● Prompt: Extract, from the records beneath this instruction, each line that contains the word "ylabel".

^^^^^^^^

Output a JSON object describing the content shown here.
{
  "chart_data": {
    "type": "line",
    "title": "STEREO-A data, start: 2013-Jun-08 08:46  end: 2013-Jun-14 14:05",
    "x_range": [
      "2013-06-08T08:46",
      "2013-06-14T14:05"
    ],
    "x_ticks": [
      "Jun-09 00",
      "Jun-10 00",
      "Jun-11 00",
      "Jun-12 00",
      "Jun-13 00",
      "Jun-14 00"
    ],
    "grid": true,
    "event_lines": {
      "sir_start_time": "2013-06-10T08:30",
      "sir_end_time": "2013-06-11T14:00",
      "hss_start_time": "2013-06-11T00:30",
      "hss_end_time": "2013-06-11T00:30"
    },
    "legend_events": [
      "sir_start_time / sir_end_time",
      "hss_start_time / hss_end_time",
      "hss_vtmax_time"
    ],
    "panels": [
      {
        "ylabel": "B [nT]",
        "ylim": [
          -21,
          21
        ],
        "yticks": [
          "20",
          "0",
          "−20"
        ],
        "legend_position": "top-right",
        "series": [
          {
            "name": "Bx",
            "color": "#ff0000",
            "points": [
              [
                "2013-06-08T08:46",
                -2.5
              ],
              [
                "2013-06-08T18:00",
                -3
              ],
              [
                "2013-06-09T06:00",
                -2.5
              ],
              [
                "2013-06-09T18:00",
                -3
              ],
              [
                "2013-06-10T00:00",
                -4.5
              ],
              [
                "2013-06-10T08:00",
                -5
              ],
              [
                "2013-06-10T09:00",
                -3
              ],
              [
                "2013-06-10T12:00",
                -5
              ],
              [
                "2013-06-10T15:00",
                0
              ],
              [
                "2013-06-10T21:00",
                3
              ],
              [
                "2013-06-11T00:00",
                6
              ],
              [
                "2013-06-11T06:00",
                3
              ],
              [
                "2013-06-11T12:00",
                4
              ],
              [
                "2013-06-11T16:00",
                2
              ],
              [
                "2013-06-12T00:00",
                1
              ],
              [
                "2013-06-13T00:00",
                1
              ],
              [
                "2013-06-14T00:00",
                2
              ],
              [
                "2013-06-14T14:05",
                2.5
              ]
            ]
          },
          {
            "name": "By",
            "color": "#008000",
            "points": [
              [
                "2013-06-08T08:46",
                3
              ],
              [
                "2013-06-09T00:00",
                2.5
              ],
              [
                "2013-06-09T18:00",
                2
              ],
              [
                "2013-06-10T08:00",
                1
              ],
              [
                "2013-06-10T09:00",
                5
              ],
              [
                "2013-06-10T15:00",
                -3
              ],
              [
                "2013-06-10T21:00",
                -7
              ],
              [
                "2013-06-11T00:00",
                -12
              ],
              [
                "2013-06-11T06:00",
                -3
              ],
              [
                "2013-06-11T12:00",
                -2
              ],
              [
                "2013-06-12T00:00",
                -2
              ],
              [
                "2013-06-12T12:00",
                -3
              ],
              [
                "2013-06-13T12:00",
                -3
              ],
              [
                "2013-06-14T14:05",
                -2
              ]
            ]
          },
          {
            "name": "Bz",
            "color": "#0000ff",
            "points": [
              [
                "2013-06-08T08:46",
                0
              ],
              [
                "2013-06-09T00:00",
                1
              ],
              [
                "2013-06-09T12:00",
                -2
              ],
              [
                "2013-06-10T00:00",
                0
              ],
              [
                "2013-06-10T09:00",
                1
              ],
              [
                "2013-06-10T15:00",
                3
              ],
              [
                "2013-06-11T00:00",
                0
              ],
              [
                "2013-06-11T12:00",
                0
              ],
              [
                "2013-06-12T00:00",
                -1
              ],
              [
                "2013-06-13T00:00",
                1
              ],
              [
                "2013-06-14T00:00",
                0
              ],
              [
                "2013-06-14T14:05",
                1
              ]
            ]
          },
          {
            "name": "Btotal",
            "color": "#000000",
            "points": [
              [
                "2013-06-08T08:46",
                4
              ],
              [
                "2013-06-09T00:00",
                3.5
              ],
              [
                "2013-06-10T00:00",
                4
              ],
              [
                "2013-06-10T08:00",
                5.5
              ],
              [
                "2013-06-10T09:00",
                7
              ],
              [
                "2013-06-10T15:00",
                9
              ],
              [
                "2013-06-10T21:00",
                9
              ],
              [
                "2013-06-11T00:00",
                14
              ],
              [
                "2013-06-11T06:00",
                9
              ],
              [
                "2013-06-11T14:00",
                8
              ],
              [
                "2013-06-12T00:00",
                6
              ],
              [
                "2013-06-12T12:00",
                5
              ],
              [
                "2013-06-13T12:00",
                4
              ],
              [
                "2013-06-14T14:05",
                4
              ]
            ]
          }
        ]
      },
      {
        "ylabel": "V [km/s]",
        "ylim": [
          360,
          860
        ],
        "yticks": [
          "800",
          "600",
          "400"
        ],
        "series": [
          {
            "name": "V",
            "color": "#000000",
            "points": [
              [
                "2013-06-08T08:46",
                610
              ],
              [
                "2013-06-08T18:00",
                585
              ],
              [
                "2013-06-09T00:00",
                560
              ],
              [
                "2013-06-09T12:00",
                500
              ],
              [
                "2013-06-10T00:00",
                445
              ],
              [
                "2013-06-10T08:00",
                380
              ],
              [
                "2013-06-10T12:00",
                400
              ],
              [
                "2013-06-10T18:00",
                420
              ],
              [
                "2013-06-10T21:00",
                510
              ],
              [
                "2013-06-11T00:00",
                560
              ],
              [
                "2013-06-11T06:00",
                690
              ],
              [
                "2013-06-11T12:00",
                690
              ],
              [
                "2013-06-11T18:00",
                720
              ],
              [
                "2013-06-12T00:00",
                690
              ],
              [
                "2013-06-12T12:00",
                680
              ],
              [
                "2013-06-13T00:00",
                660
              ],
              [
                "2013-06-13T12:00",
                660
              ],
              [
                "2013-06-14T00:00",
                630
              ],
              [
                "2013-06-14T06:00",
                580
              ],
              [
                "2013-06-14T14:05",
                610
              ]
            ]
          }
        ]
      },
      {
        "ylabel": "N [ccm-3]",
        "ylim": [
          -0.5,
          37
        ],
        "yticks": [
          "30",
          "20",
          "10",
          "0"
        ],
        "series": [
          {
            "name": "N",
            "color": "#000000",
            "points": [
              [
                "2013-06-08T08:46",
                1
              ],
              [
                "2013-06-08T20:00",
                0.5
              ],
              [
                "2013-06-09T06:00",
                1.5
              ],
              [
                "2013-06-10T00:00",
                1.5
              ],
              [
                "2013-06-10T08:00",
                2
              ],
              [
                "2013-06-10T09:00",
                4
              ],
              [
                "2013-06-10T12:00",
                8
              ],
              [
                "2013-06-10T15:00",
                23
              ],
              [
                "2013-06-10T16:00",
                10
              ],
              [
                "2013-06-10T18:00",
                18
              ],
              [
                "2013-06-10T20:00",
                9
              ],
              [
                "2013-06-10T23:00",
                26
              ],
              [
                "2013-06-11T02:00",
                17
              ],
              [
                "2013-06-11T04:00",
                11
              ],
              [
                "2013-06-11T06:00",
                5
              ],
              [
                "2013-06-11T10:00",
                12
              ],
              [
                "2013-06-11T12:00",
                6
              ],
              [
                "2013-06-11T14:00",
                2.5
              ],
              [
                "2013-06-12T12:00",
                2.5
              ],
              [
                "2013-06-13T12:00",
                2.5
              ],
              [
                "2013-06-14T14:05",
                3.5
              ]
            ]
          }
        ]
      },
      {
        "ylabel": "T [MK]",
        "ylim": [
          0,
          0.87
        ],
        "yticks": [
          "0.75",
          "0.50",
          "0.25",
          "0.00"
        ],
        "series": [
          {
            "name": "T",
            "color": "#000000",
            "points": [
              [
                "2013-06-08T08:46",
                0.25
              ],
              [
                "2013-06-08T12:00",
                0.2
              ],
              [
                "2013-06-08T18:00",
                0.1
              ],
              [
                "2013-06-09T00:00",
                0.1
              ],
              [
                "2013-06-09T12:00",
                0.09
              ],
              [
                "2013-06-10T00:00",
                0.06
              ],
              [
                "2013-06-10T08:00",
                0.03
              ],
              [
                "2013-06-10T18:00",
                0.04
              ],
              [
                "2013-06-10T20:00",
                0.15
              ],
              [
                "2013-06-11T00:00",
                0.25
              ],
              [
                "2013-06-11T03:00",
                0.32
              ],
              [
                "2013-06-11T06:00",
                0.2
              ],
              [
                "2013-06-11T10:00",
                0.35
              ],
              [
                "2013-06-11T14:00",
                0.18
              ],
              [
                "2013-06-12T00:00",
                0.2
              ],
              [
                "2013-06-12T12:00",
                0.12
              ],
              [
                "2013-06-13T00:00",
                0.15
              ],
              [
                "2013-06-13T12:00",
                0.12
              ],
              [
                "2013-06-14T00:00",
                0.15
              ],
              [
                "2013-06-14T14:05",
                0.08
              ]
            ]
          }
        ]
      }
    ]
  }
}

^^^^^^^^

● Response:
        "ylabel": "B [nT]",
        "ylabel": "V [km/s]",
        "ylabel": "N [ccm-3]",
        "ylabel": "T [MK]",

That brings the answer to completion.